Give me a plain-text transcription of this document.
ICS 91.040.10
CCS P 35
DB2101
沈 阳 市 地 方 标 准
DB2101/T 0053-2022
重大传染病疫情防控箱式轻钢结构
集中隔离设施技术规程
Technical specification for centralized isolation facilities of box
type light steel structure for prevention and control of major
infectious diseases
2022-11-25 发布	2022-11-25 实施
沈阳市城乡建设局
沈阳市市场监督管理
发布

Direction: Give back all the records exactly as they stand.

Task solution:
Give me a plain-text transcription of this document.
ICS 91.040.10
CCS P 35
DB2101
沈 阳 市 地 方 标 准
DB2101/T 0053-2022
重大传染病疫情防控箱式轻钢结构
集中隔离设施技术规程
Technical specification for centralized isolation facilities of box
type light steel structure for prevention and control of major
infectious diseases
2022-11-25 发布	2022-11-25 实施
沈阳市城乡建设局
沈阳市市场监督管理
发布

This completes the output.